__SET PROBLEM__
Quote word for word from the line holding "What's the underlying" to the last line below, including both, and omit any pictures.

________________

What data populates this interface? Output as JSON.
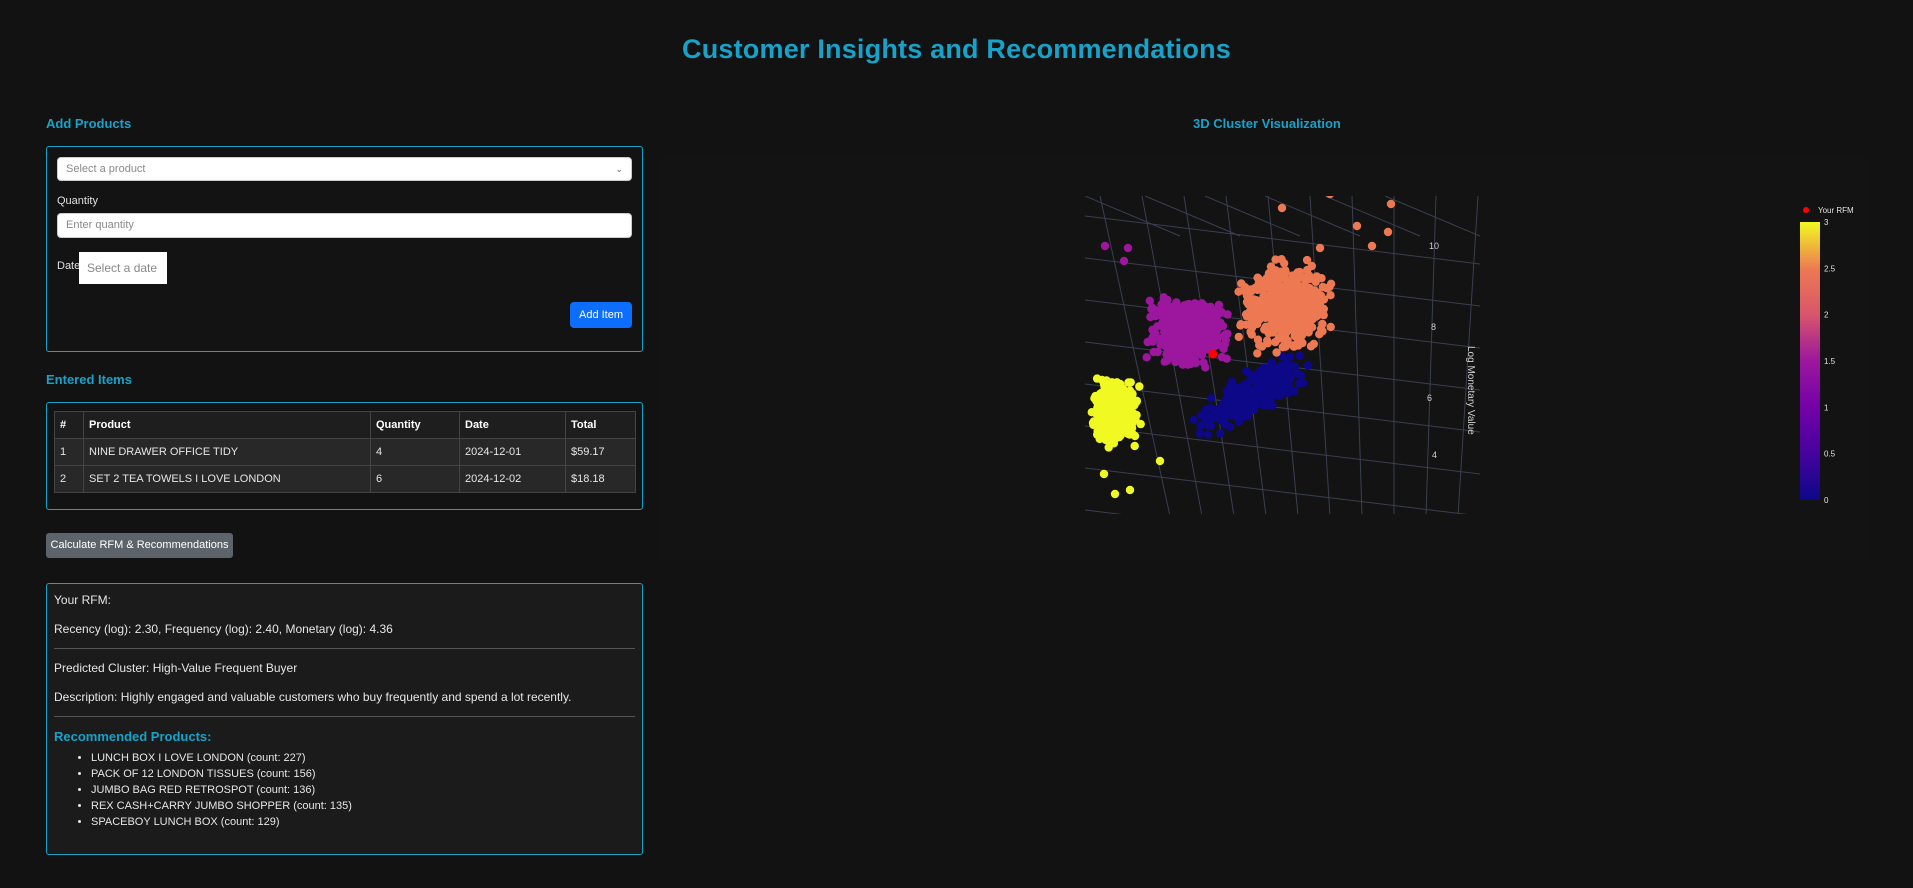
{
  "page_title": "Customer Insights and Recommendations",
  "add_products": {
    "heading": "Add Products",
    "product_placeholder": "Select a product",
    "quantity_label": "Quantity",
    "quantity_placeholder": "Enter quantity",
    "date_label": "Date",
    "date_placeholder": "Select a date",
    "add_button": "Add Item",
    "button_color": "#0d6efd"
  },
  "entered_items": {
    "heading": "Entered Items",
    "columns": [
      "#",
      "Product",
      "Quantity",
      "Date",
      "Total"
    ],
    "rows": [
      [
        "1",
        "NINE DRAWER OFFICE TIDY",
        "4",
        "2024-12-01",
        "$59.17"
      ],
      [
        "2",
        "SET 2 TEA TOWELS I LOVE LONDON",
        "6",
        "2024-12-02",
        "$18.18"
      ]
    ]
  },
  "calculate_button": "Calculate RFM & Recommendations",
  "results": {
    "rfm_heading": "Your RFM:",
    "rfm_values": "Recency (log): 2.30, Frequency (log): 2.40, Monetary (log): 4.36",
    "predicted_cluster": "Predicted Cluster: High-Value Frequent Buyer",
    "description": "Description: Highly engaged and valuable customers who buy frequently and spend a lot recently.",
    "recommended_heading": "Recommended Products:",
    "recommendations": [
      "LUNCH BOX I LOVE LONDON (count: 227)",
      "PACK OF 12 LONDON TISSUES (count: 156)",
      "JUMBO BAG RED RETROSPOT (count: 136)",
      "REX CASH+CARRY JUMBO SHOPPER (count: 135)",
      "SPACEBOY LUNCH BOX (count: 129)"
    ]
  },
  "accent_color": "#17a2c9",
  "visualization": {
    "heading": "3D Cluster Visualization",
    "legend_label": "Your RFM",
    "chart_data": {
      "type": "scatter",
      "zlabel": "Log Monetary Value",
      "ztick_labels": [
        "4",
        "6",
        "8",
        "10"
      ],
      "colorbar_ticks": [
        "0",
        "0.5",
        "1",
        "1.5",
        "2",
        "2.5",
        "3"
      ],
      "colorbar_range": [
        0,
        3
      ],
      "clusters": [
        {
          "cluster": 0,
          "color": "#0d0887"
        },
        {
          "cluster": 1,
          "color": "#9c179e"
        },
        {
          "cluster": 2,
          "color": "#ed7953"
        },
        {
          "cluster": 3,
          "color": "#f0f921"
        }
      ],
      "your_rfm": {
        "recency": 2.3,
        "frequency": 2.4,
        "monetary": 4.36,
        "color": "#ff0000"
      }
    }
  }
}
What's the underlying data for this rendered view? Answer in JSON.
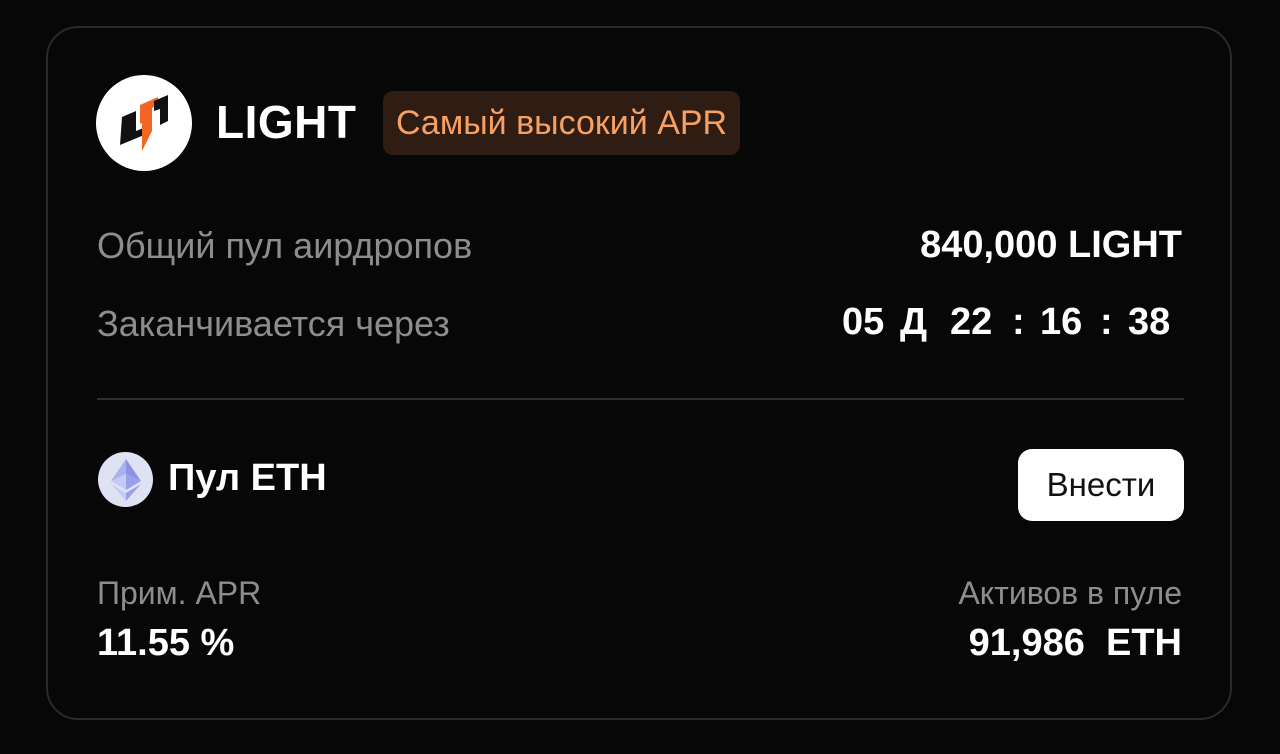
{
  "token": {
    "name": "LIGHT",
    "badge": "Самый высокий APR",
    "logo_icon": "light-lightning-logo",
    "accent_color": "#f26522"
  },
  "airdrop": {
    "pool_label": "Общий пул аирдропов",
    "pool_value": "840,000 LIGHT",
    "ends_label": "Заканчивается через",
    "countdown": {
      "days": "05",
      "days_unit": "Д",
      "hours": "22",
      "sep1": ":",
      "minutes": "16",
      "sep2": ":",
      "seconds": "38"
    }
  },
  "pool": {
    "icon": "ethereum-icon",
    "title": "Пул ETH",
    "deposit_label": "Внести",
    "apr_label": "Прим. APR",
    "apr_value": "11.55 %",
    "assets_label": "Активов в пуле",
    "assets_value": "91,986  ETH"
  }
}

________________

__TASK RESPONSE__
What's the underlying data for this rendered view? Answer in JSON.
{
  "token": {
    "name": "LIGHT",
    "badge": "Самый высокий APR",
    "logo_icon": "light-lightning-logo",
    "accent_color": "#f26522"
  },
  "airdrop": {
    "pool_label": "Общий пул аирдропов",
    "pool_value": "840,000 LIGHT",
    "ends_label": "Заканчивается через",
    "countdown": {
      "days": "05",
      "days_unit": "Д",
      "hours": "22",
      "sep1": ":",
      "minutes": "16",
      "sep2": ":",
      "seconds": "38"
    }
  },
  "pool": {
    "icon": "ethereum-icon",
    "title": "Пул ETH",
    "deposit_label": "Внести",
    "apr_label": "Прим. APR",
    "apr_value": "11.55 %",
    "assets_label": "Активов в пуле",
    "assets_value": "91,986  ETH"
  }
}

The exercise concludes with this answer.